* [Exercise] List each line of the data that holds the word "action".

* [Material for this exercise]
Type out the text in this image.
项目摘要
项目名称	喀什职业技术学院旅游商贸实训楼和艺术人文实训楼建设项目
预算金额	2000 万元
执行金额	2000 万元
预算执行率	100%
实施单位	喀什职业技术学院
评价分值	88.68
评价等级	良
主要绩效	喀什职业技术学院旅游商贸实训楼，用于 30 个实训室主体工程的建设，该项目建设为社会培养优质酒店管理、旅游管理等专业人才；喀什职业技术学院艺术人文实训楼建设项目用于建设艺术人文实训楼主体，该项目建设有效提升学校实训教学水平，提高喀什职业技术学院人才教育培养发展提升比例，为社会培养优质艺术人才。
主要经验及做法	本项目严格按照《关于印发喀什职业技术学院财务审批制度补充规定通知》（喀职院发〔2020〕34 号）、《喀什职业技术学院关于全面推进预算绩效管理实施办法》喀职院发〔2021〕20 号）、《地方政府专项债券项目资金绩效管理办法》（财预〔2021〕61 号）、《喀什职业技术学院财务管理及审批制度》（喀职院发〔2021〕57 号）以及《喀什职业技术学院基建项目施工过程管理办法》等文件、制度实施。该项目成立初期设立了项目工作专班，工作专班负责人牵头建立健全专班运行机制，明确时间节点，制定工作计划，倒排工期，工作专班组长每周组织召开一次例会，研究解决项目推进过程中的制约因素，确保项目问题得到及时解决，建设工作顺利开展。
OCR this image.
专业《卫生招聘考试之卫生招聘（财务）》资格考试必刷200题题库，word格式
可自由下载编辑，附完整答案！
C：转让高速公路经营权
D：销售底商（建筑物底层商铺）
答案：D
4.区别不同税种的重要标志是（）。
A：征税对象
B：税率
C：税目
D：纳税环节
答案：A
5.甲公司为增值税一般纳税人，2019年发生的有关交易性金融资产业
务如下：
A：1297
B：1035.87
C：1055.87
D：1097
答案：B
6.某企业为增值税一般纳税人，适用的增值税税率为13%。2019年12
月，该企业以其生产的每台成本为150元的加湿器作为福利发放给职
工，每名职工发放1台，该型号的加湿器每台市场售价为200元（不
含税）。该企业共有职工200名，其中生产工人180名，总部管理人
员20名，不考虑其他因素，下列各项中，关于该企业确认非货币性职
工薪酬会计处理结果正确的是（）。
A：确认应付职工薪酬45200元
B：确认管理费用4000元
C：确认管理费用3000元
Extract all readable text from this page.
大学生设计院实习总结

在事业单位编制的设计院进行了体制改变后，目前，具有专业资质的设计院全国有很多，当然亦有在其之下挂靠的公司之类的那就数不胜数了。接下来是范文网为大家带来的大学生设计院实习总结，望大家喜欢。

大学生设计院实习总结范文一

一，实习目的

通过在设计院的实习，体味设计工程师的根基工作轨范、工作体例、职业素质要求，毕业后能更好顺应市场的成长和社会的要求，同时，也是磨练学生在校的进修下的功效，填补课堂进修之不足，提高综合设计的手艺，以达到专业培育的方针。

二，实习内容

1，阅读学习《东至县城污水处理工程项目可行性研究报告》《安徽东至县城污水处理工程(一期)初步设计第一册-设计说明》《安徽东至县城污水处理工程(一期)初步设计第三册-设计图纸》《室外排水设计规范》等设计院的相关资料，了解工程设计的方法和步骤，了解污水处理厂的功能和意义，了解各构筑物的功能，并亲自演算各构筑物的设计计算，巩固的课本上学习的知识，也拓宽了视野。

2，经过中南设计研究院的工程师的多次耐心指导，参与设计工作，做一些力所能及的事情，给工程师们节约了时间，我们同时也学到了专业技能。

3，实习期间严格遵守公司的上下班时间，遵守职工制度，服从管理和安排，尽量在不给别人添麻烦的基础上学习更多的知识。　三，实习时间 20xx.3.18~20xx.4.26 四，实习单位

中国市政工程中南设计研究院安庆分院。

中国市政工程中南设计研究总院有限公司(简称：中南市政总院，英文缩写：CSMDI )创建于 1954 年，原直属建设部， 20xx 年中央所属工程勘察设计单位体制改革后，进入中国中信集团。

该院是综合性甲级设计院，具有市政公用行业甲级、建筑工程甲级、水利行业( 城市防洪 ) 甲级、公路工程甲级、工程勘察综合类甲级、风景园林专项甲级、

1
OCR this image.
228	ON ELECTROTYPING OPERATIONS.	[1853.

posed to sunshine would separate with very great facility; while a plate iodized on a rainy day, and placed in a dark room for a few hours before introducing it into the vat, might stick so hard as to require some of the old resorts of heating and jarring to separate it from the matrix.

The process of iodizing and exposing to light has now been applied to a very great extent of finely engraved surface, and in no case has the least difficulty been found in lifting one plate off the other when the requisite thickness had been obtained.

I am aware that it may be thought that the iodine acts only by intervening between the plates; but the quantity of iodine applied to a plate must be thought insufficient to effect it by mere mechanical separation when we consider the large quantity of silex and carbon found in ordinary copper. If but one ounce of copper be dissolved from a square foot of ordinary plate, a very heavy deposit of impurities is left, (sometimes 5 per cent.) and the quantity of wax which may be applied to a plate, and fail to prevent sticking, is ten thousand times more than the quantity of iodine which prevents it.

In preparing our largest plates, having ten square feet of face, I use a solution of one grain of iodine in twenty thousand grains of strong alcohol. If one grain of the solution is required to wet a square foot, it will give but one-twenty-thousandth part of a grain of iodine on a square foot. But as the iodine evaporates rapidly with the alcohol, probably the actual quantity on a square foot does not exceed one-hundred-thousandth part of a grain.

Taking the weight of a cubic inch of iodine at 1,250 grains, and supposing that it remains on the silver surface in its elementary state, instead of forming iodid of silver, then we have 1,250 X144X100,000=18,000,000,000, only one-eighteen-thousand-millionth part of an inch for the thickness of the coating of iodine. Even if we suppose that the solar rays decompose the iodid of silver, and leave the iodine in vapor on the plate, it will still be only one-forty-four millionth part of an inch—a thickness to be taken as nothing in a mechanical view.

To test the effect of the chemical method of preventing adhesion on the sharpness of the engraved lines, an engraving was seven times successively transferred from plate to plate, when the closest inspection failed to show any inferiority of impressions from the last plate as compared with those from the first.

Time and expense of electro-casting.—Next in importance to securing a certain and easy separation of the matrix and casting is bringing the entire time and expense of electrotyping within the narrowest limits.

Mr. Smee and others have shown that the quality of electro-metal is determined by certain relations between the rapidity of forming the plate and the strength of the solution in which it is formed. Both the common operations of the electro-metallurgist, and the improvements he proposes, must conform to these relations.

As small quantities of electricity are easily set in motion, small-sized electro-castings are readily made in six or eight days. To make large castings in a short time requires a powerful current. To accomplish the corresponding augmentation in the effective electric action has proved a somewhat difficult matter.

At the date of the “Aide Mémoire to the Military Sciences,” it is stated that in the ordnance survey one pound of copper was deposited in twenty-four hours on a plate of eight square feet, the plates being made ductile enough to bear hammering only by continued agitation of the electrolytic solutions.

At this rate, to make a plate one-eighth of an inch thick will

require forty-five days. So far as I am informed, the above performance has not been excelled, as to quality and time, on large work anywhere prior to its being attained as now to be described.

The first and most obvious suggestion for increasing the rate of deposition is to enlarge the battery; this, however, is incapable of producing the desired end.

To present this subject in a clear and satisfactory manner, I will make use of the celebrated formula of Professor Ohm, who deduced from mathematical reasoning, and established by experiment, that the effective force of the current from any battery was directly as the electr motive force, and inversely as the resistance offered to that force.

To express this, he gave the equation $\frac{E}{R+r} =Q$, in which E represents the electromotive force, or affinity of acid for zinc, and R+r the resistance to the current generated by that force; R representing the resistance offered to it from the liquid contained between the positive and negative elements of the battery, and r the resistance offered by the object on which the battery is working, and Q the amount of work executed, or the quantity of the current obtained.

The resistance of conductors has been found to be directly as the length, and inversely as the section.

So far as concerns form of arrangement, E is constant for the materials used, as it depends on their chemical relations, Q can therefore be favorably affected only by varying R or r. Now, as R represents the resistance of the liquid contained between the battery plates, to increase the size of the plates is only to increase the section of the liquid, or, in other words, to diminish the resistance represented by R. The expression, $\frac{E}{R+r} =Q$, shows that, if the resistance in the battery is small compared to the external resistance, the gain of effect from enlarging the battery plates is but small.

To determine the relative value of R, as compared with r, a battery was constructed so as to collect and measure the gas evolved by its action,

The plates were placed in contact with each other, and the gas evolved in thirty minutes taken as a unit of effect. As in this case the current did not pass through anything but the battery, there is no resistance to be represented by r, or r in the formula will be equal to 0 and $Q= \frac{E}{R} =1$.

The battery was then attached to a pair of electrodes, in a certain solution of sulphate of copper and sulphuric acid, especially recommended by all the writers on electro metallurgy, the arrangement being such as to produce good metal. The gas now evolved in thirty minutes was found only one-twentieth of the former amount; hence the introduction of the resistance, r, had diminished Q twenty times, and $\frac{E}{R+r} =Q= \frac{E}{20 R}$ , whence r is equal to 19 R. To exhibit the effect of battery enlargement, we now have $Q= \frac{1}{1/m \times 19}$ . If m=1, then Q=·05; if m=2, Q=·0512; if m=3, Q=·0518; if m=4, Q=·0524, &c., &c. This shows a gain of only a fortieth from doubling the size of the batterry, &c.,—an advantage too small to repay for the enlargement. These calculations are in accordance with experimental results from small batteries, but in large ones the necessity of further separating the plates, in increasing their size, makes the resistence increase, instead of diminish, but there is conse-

* [Written solution]
As small quantities of electricity are easily set in motion, small-sized electro-castings are readily made in six or eight days. To make large castings in a short time requires a powerful current. To accomplish the corresponding augmentation in the effective electric action has proved a somewhat difficult matter.
To determine the relative value of R, as compared with r, a battery was constructed so as to collect and measure the gas evolved by its action,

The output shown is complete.